• **LISTED ENTRIES**:
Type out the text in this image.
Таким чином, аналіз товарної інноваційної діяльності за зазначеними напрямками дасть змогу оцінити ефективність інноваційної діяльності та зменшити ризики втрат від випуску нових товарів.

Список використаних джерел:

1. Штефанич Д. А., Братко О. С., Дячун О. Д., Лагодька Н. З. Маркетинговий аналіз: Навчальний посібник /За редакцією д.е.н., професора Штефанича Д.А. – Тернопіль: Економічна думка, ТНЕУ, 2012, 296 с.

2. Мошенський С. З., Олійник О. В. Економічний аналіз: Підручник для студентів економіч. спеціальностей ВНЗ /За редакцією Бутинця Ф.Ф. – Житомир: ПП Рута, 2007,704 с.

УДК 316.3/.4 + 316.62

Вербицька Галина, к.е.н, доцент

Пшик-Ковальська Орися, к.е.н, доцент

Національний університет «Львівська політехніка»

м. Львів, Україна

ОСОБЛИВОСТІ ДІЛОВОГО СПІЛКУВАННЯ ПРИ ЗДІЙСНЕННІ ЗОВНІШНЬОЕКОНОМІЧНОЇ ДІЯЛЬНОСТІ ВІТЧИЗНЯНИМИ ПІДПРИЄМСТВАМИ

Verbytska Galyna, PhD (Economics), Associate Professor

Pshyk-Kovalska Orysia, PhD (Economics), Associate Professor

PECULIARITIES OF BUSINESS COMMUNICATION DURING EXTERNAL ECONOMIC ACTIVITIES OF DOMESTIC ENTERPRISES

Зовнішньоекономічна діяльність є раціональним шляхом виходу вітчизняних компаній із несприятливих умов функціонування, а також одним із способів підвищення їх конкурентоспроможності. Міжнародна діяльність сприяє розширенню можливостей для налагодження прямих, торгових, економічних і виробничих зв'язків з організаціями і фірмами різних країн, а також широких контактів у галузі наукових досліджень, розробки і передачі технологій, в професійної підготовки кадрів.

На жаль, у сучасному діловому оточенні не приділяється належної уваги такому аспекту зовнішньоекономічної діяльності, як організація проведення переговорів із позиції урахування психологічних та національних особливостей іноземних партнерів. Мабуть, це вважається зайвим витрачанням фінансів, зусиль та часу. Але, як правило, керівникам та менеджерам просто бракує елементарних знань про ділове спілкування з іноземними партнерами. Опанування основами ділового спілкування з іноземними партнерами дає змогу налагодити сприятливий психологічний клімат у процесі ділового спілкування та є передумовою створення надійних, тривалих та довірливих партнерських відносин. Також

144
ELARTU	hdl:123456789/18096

• **WHAT THIS TASK INVOLVES**:
In the records above, locate each line with the word "Economics". Copy all such lines.

• **THE OUTPUT**:
Verbytska Galyna, PhD (Economics), Associate Professor
Pshyk-Kovalska Orysia, PhD (Economics), Associate Professor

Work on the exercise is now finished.